▶ _Directions_
Find each line holding "source" and copy it out.

Items from a figure collection:

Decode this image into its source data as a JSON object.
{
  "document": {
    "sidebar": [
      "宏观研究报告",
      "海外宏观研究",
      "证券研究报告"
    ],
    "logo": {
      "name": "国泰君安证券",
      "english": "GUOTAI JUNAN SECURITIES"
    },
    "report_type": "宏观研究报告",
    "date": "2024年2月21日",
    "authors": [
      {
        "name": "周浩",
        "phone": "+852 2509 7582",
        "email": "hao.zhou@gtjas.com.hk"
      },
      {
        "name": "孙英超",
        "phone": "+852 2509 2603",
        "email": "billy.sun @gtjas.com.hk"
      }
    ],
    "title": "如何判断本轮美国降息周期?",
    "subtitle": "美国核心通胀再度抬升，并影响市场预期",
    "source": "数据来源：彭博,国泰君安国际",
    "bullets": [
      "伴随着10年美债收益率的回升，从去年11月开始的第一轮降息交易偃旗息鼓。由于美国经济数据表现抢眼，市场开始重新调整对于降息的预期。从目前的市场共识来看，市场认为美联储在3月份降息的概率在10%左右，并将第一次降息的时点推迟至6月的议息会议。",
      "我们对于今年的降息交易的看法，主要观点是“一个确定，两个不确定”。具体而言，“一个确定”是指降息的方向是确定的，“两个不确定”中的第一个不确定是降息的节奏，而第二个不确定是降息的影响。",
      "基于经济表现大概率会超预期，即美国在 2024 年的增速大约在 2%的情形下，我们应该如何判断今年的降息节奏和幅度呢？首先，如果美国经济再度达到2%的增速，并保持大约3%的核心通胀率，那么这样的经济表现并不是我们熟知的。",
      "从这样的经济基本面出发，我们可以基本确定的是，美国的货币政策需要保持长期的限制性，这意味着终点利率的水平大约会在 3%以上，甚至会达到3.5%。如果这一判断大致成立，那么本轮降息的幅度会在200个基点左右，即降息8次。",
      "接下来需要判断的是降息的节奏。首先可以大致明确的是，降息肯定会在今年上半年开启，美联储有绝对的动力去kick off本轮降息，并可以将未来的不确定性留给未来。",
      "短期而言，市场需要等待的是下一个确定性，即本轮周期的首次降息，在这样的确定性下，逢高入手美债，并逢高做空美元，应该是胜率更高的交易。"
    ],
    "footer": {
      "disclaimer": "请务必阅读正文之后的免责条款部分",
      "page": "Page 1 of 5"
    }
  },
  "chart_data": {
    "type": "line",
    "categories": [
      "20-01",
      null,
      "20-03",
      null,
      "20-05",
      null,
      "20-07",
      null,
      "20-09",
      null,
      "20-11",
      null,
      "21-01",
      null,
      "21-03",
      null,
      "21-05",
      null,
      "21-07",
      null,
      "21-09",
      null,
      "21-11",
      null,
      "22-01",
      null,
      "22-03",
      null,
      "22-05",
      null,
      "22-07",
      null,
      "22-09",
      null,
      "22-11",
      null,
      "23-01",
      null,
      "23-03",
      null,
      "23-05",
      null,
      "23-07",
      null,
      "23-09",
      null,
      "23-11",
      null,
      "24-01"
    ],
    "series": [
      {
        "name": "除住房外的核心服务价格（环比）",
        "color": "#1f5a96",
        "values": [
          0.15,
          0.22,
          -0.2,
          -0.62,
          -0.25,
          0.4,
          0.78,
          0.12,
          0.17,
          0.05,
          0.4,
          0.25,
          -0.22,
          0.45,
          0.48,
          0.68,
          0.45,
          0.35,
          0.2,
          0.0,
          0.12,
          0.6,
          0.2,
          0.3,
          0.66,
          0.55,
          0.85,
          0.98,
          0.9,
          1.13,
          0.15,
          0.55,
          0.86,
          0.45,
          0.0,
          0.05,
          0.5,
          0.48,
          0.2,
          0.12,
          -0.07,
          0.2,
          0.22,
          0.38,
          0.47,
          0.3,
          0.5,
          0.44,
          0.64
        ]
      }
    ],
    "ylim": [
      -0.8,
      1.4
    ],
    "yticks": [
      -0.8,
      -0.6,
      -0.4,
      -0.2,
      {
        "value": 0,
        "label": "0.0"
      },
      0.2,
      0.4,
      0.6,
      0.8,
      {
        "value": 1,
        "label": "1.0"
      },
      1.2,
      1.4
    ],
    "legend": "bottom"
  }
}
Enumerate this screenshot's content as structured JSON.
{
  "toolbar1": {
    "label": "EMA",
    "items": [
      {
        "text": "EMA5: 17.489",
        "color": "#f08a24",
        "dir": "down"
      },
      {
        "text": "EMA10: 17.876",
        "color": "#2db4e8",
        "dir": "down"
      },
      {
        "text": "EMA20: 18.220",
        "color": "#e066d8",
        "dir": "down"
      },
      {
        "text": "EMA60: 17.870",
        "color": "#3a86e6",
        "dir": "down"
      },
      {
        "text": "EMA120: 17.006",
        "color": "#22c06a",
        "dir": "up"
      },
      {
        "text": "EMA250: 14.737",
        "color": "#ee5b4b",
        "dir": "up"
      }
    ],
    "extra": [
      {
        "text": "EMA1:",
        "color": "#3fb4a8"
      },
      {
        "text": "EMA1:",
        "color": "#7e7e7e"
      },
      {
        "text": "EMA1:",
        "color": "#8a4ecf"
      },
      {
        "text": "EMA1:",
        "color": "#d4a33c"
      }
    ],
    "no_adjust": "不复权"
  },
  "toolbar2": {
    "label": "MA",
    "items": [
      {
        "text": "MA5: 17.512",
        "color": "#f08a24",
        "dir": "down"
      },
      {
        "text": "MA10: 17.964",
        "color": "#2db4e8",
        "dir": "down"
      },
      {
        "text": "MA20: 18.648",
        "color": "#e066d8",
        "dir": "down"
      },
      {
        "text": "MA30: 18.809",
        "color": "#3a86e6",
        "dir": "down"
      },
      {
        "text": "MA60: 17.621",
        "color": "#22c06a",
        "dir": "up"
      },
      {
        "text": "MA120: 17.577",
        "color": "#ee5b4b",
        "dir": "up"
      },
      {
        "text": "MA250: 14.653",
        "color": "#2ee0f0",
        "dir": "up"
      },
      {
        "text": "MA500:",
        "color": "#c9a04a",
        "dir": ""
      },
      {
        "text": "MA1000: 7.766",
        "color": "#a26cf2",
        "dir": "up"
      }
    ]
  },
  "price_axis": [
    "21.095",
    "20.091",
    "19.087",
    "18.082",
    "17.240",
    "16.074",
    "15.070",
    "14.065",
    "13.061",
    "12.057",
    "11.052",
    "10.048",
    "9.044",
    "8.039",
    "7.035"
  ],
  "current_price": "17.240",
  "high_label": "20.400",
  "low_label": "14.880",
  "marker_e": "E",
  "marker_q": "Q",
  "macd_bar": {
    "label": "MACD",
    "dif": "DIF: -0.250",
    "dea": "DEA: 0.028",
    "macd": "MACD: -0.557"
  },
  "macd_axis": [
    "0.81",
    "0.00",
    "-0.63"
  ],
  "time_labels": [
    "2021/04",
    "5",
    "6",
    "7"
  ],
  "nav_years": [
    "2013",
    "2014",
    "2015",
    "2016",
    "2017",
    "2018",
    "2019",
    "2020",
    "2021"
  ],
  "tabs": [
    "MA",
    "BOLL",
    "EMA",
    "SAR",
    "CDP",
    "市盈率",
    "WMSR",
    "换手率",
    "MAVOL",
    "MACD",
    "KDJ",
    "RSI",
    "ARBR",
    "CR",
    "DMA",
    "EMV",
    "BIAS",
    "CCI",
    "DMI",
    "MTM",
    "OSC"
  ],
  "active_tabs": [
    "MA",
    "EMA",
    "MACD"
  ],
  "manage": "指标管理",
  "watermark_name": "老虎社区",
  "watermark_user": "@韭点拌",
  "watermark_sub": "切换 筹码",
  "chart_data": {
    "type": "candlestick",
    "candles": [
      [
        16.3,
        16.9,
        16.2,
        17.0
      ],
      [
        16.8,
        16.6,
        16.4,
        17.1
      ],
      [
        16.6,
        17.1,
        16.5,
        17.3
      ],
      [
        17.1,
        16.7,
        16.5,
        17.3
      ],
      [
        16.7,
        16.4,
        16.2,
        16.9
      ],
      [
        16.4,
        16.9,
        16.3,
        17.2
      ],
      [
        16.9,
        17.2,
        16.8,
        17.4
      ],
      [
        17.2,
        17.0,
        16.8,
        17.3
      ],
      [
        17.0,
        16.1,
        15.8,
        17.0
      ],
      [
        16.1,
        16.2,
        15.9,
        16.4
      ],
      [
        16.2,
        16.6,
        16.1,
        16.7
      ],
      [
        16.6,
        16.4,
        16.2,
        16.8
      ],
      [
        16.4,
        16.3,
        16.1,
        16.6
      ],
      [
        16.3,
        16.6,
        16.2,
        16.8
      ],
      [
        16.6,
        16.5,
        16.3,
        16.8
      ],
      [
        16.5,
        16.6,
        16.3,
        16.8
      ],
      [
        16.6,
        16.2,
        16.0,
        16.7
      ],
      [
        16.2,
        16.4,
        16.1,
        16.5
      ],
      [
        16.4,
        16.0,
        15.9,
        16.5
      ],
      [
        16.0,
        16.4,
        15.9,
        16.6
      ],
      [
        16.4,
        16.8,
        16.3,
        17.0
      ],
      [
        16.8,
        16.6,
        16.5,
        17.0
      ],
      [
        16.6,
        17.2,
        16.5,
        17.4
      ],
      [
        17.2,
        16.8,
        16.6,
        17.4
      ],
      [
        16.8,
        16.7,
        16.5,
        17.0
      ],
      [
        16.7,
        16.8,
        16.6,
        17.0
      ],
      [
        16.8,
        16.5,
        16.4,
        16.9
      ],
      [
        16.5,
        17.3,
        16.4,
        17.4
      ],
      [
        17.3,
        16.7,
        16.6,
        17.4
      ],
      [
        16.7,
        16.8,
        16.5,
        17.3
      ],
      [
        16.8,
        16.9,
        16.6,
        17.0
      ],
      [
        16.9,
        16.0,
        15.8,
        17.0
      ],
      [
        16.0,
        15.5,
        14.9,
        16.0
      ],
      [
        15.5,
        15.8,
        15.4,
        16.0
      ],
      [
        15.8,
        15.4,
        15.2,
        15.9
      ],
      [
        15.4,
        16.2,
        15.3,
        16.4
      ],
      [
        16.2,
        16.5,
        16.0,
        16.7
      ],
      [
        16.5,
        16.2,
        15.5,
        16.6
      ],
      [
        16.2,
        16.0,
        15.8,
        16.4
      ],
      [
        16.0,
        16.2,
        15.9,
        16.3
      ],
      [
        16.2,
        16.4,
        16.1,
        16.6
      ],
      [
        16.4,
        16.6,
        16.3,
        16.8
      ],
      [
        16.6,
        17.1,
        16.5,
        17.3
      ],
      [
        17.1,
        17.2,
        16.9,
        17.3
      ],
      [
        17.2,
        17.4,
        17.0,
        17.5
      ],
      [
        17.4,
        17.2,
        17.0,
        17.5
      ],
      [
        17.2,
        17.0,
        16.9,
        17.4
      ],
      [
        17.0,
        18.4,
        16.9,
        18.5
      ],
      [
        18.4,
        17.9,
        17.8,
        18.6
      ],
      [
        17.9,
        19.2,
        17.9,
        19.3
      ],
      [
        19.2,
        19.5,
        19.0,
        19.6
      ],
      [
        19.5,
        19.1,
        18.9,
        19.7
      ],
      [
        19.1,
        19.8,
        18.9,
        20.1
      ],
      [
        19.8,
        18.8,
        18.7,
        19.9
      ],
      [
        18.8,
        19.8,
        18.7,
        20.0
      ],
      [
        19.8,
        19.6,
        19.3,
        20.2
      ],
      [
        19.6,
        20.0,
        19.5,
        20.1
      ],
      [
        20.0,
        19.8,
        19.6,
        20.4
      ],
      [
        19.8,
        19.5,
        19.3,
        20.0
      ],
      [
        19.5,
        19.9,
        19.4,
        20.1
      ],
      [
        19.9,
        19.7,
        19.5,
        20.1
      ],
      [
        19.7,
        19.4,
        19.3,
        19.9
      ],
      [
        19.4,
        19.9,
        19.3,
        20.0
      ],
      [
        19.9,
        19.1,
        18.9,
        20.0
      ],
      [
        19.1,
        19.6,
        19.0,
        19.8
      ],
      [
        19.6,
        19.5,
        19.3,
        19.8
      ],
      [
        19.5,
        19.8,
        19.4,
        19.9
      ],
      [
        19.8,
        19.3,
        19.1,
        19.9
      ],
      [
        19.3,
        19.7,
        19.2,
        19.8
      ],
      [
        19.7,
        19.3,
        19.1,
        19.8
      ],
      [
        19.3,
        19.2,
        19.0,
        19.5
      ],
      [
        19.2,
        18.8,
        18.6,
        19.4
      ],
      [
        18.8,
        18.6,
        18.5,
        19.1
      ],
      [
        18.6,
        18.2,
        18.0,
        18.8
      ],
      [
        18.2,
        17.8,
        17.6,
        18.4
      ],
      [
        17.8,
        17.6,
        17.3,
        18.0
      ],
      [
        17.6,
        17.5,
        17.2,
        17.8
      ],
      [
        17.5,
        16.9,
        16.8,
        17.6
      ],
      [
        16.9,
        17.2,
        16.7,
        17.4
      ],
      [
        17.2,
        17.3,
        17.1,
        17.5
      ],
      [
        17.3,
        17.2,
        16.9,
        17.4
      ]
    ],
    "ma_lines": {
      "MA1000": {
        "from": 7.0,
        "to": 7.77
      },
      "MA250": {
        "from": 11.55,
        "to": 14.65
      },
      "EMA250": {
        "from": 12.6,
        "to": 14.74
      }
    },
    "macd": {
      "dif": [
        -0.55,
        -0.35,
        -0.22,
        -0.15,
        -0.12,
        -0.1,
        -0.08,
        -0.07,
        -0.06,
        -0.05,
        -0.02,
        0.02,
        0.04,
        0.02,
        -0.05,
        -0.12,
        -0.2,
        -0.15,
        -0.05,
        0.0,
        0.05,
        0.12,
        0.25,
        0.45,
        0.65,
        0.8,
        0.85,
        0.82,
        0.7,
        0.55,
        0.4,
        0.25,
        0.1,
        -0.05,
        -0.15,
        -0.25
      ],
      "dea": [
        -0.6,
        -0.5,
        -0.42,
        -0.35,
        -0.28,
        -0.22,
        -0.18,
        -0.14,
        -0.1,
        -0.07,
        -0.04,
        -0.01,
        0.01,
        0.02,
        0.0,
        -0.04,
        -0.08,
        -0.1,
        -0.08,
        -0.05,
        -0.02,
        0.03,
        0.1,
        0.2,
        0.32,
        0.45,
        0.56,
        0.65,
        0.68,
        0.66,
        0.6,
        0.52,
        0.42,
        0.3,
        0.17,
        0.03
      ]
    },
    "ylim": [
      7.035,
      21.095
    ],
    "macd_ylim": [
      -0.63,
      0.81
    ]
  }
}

▶ _Task output_
Decode this image into its source data as a JSON object.
    "source": "数据来源：彭博,国泰君安国际",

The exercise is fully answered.